YOUR GOAL: Look over the entries that follow and work out how many lines contain "screenshot". State the number only.

Extracted data entries:

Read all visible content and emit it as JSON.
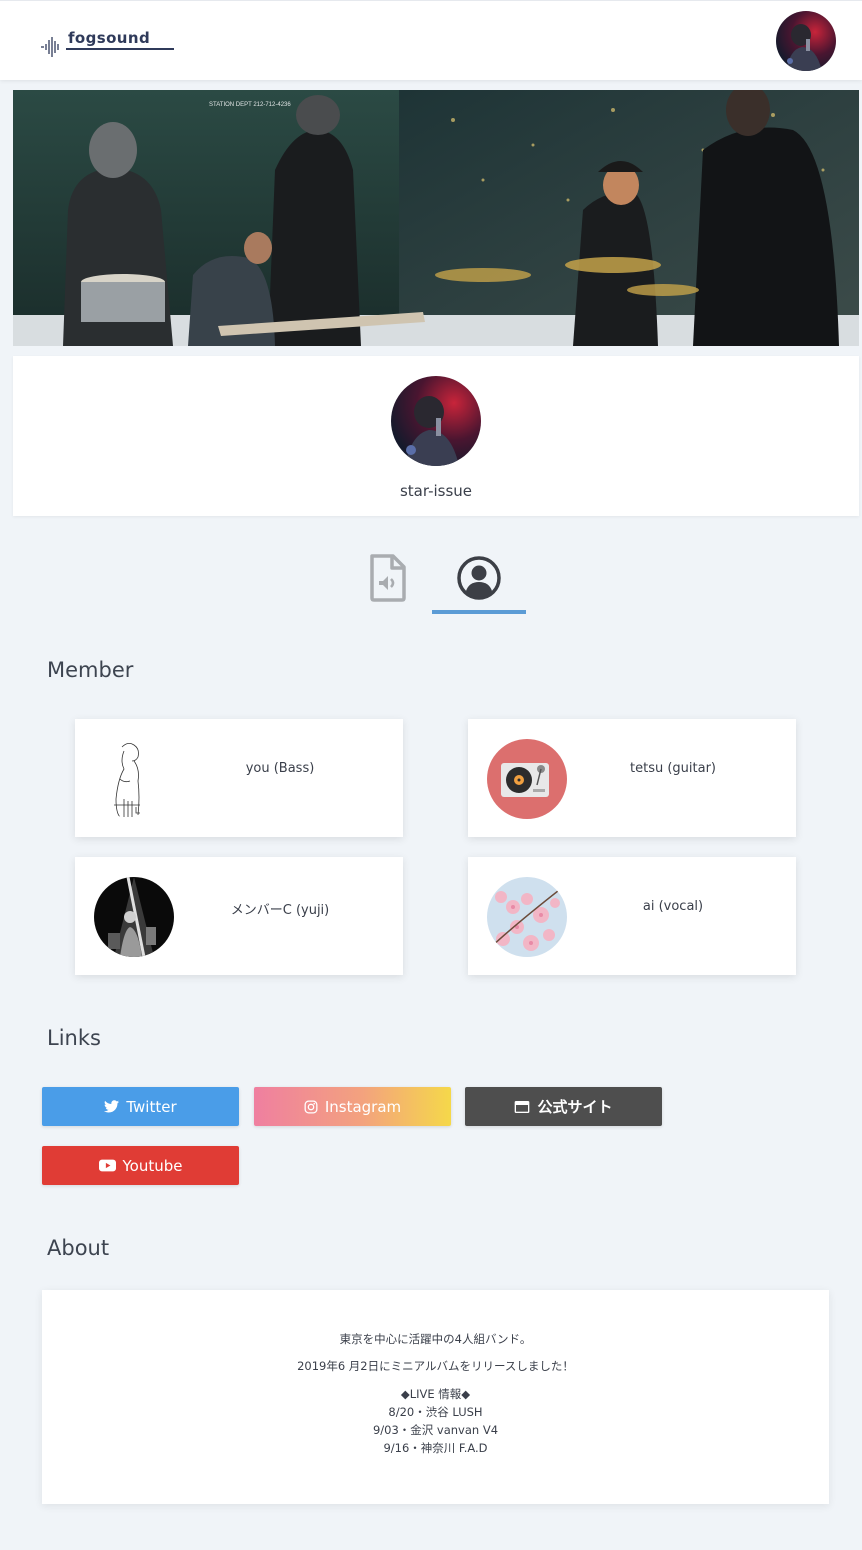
{
  "header": {
    "logo_text": "fogsound"
  },
  "profile": {
    "name": "star-issue"
  },
  "tabs": [
    {
      "name": "audio",
      "icon": "file-audio-icon",
      "active": false
    },
    {
      "name": "profile",
      "icon": "user-circle-icon",
      "active": true
    }
  ],
  "sections": {
    "member": "Member",
    "links": "Links",
    "about": "About"
  },
  "members": [
    {
      "name": "you (Bass)",
      "photo": "sketch-figure"
    },
    {
      "name": "tetsu (guitar)",
      "photo": "turntable"
    },
    {
      "name": "メンバーC (yuji)",
      "photo": "live-stage"
    },
    {
      "name": "ai (vocal)",
      "photo": "cherry-blossom"
    }
  ],
  "links": {
    "twitter": "Twitter",
    "instagram": "Instagram",
    "official": "公式サイト",
    "youtube": "Youtube"
  },
  "about": {
    "line1": "東京を中心に活躍中の4人組バンド。",
    "line2": "2019年6 月2日にミニアルバムをリリースしました！",
    "line3": "◆LIVE 情報◆",
    "line4": "8/20・渋谷 LUSH",
    "line5": "9/03・金沢 vanvan V4",
    "line6": "9/16・神奈川 F.A.D"
  },
  "colors": {
    "accent": "#5b9bd5",
    "twitter": "#4a9de8",
    "youtube": "#e03c35",
    "official": "#4e4e4e",
    "background": "#f0f4f8"
  }
}
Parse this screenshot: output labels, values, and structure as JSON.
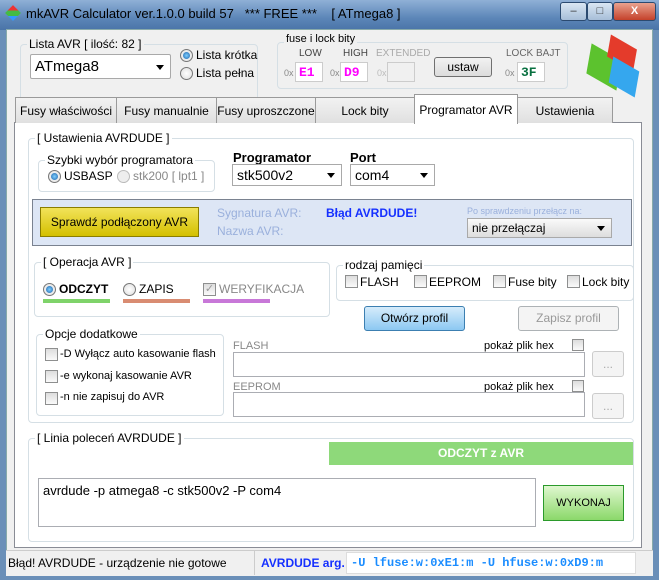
{
  "window": {
    "title": "mkAVR Calculator ver.1.0.0 build 57   *** FREE ***    [ ATmega8 ]",
    "min": "–",
    "max": "□",
    "close": "X"
  },
  "avr_list": {
    "title": "Lista AVR [ ilość: 82 ]",
    "selected": "ATmega8",
    "radio_short": "Lista krótka",
    "radio_full": "Lista pełna"
  },
  "fuses": {
    "title": "fuse i lock bity",
    "prefix": "0x",
    "low_label": "LOW",
    "low": "E1",
    "high_label": "HIGH",
    "high": "D9",
    "ext_label": "EXTENDED",
    "ext": "",
    "set_button": "ustaw",
    "lock_label": "LOCK BAJT",
    "lock": "3F"
  },
  "tabs": [
    "Fusy właściwości",
    "Fusy manualnie",
    "Fusy uproszczone",
    "Lock bity",
    "Programator AVR",
    "Ustawienia"
  ],
  "avrdude_settings": {
    "title": "[ Ustawienia AVRDUDE ]",
    "quick_title": "Szybki wybór programatora",
    "quick_usbasp": "USBASP",
    "quick_stk200": "stk200 [ lpt1 ]",
    "programmer_label": "Programator",
    "programmer": "stk500v2",
    "port_label": "Port",
    "port": "com4"
  },
  "check": {
    "button": "Sprawdź podłączony AVR",
    "signature_label": "Sygnatura AVR:",
    "name_label": "Nazwa AVR:",
    "status": "Błąd AVRDUDE!",
    "switch_label": "Po sprawdzeniu przełącz na:",
    "switch_value": "nie przełączaj"
  },
  "operation": {
    "title": "[ Operacja AVR ]",
    "read": "ODCZYT",
    "write": "ZAPIS",
    "verify": "WERYFIKACJA",
    "colors": {
      "read": "#7fd36a",
      "write": "#d98c72",
      "verify": "#c878d8"
    }
  },
  "memory": {
    "title": "rodzaj pamięci",
    "flash": "FLASH",
    "eeprom": "EEPROM",
    "fuse": "Fuse bity",
    "lock": "Lock bity"
  },
  "profile": {
    "open": "Otwórz profil",
    "save": "Zapisz profil"
  },
  "options": {
    "title": "Opcje dodatkowe",
    "opt_d": "-D Wyłącz auto kasowanie flash",
    "opt_e": "-e wykonaj kasowanie AVR",
    "opt_n": "-n nie zapisuj do AVR"
  },
  "files": {
    "flash_label": "FLASH",
    "eeprom_label": "EEPROM",
    "show_hex": "pokaż plik hex",
    "flash_value": "",
    "eeprom_value": "",
    "browse": "..."
  },
  "cmdline": {
    "title": "[ Linia poleceń AVRDUDE ]",
    "mode": "ODCZYT z AVR",
    "command": "avrdude -p atmega8 -c stk500v2 -P com4",
    "execute": "WYKONAJ"
  },
  "status": {
    "message": "Błąd! AVRDUDE - urządzenie nie gotowe",
    "args_label": "AVRDUDE arg.",
    "args": "-U lfuse:w:0xE1:m  -U hfuse:w:0xD9:m"
  }
}
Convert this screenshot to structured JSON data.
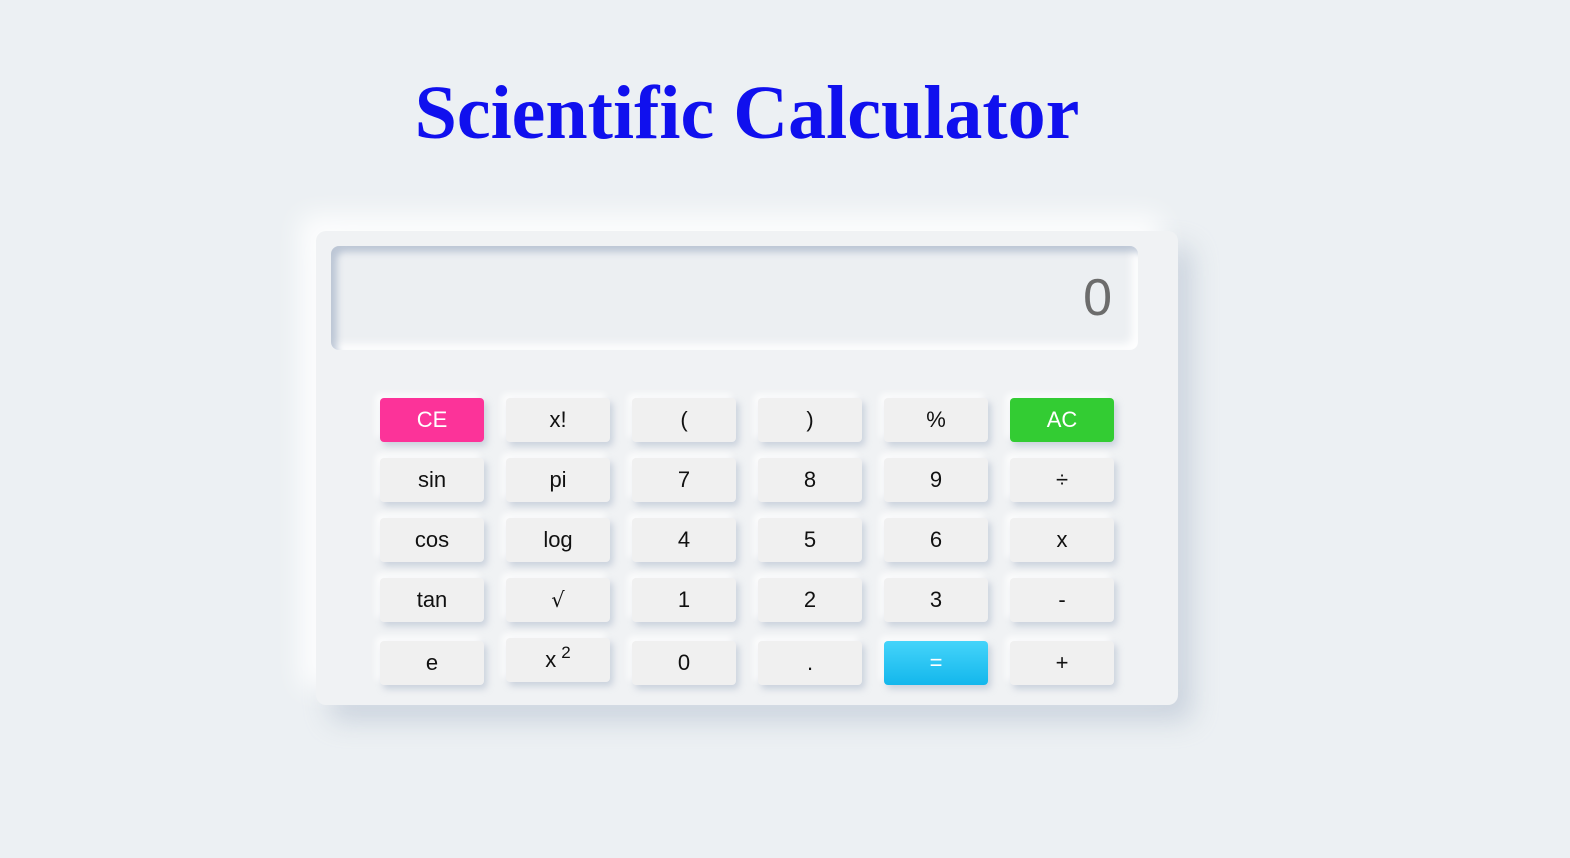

EXERCISE ANSWER: 2